[START Data in this exercise]
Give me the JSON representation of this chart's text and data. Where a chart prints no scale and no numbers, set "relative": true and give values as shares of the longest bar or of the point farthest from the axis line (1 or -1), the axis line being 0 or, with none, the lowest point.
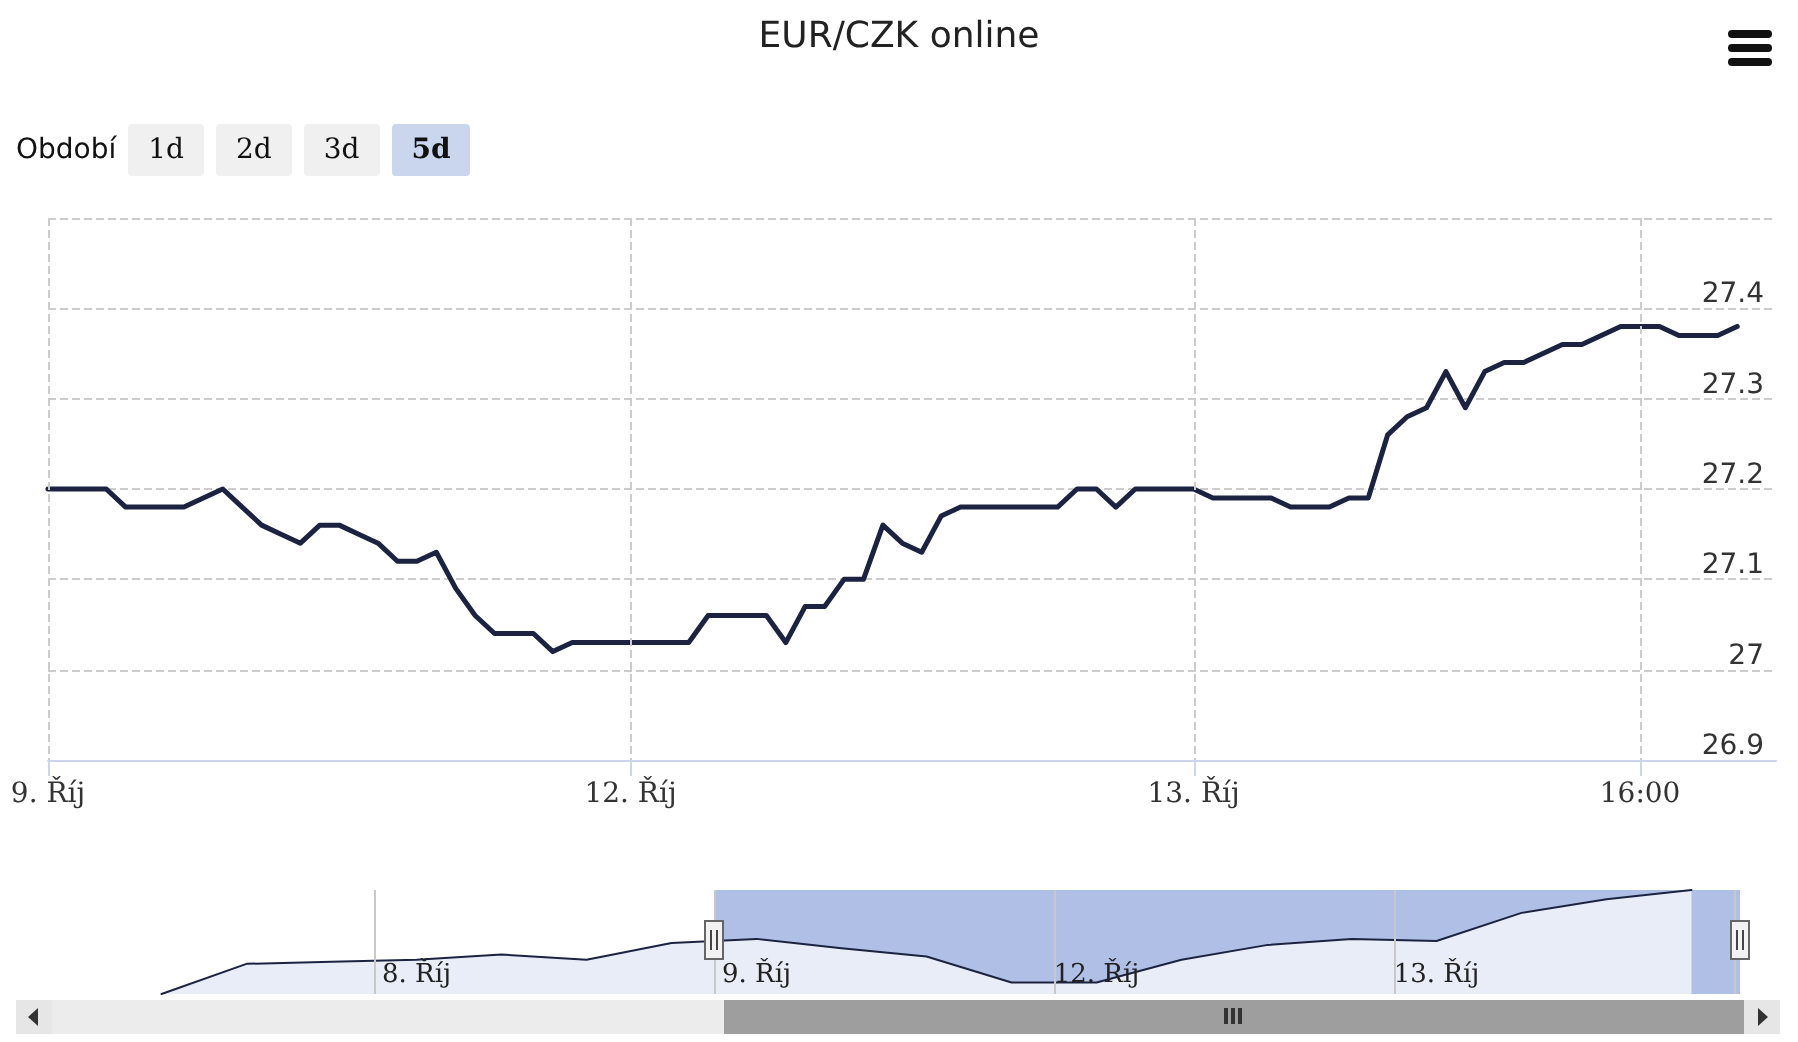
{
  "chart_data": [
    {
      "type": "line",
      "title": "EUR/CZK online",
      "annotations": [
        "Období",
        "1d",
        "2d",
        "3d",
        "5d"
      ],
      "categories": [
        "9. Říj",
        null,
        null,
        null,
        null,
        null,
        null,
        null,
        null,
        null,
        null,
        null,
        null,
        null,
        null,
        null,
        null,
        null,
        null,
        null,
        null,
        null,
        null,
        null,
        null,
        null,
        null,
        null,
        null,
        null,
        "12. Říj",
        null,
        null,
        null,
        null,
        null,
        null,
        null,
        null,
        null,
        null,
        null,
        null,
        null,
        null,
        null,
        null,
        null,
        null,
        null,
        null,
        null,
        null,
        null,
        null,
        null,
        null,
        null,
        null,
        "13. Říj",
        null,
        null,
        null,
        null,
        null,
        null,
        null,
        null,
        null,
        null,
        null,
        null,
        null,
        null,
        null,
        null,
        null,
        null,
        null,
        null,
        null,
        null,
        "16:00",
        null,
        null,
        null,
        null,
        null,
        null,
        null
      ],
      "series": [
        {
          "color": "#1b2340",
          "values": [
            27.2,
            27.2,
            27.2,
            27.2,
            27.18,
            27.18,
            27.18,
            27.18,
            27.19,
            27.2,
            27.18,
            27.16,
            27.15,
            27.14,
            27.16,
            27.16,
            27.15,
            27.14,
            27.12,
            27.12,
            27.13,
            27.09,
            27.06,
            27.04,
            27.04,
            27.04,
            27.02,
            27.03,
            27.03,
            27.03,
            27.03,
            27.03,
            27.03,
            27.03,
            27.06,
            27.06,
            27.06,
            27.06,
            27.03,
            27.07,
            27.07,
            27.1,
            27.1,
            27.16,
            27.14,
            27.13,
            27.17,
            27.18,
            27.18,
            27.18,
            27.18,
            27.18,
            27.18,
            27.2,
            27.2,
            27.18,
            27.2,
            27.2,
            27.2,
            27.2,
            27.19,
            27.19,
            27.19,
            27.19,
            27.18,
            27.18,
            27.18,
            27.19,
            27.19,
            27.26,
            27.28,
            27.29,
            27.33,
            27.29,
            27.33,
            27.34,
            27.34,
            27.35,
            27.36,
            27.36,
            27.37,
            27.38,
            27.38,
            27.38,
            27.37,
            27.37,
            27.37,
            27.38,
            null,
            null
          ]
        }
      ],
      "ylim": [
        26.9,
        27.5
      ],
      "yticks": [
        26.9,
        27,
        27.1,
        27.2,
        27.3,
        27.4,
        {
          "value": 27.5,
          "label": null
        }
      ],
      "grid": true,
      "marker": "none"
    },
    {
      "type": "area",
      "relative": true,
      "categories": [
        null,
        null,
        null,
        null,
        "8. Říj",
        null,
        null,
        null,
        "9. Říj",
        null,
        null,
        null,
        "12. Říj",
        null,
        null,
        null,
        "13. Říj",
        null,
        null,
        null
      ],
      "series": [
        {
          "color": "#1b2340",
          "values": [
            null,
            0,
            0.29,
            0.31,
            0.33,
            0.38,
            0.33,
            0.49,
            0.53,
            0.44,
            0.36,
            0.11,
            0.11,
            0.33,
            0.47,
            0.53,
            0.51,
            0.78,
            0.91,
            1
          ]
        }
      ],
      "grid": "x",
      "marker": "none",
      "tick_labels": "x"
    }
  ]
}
[END Data in this exercise]
[START Data in this exercise]
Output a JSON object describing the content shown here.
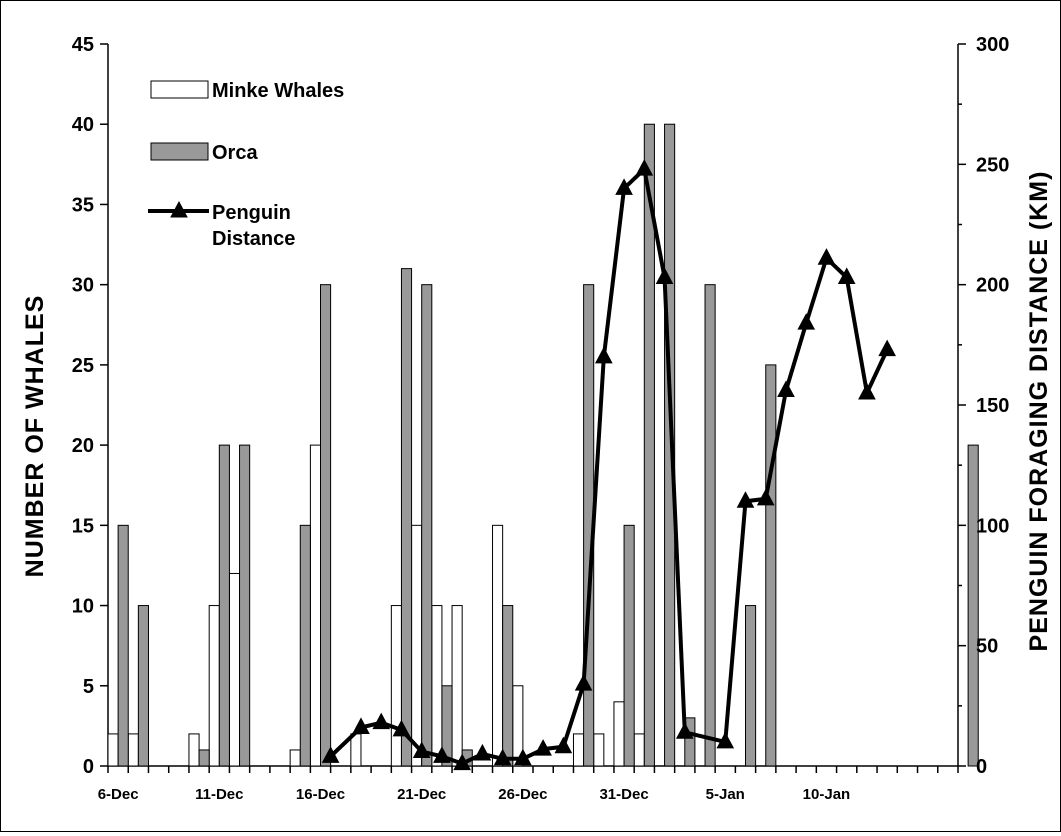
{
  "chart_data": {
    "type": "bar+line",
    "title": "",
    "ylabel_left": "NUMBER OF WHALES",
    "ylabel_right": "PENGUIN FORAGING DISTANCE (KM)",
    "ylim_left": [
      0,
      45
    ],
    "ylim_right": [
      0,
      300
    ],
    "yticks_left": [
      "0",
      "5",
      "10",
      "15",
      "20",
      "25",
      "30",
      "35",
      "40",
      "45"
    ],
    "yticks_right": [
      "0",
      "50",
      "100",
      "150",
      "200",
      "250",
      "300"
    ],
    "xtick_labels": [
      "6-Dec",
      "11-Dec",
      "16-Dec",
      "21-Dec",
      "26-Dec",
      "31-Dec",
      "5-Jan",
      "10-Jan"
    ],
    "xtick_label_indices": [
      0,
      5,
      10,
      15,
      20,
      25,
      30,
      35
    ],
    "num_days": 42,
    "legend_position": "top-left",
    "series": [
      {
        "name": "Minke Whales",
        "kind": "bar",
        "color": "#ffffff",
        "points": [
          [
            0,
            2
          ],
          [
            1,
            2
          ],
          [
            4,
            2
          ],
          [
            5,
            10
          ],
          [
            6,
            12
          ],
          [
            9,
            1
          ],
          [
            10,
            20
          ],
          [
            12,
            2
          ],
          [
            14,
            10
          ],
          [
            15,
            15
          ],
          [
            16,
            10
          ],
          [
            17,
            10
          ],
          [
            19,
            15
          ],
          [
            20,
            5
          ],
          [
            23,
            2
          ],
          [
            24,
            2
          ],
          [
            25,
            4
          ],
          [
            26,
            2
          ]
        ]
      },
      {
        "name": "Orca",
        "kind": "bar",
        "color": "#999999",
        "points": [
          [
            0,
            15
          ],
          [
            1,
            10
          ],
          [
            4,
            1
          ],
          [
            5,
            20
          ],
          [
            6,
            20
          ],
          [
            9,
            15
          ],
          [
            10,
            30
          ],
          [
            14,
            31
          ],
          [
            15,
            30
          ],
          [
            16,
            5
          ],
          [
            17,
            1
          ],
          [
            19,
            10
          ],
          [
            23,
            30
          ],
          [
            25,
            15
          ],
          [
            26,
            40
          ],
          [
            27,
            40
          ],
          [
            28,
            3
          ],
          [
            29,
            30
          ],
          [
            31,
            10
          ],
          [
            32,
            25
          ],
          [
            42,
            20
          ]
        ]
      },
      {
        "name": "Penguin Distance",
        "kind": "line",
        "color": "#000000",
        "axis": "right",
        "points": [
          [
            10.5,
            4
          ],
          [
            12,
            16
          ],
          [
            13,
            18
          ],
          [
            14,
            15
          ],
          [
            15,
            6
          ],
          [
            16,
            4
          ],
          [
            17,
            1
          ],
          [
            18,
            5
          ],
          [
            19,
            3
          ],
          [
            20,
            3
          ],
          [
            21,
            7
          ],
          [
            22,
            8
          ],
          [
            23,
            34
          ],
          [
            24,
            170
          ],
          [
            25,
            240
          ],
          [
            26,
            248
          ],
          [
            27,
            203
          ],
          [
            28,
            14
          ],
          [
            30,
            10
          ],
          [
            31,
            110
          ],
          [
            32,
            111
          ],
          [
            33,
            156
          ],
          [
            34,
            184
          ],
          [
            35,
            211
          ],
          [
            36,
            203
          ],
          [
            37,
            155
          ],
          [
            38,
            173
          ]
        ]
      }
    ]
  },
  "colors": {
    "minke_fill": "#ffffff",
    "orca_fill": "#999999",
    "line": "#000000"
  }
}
[END Data in this exercise]
> Exercise goal: Examine the data above and state how many of its lines contain the word "name", with no further remarks.

> Finished task: 3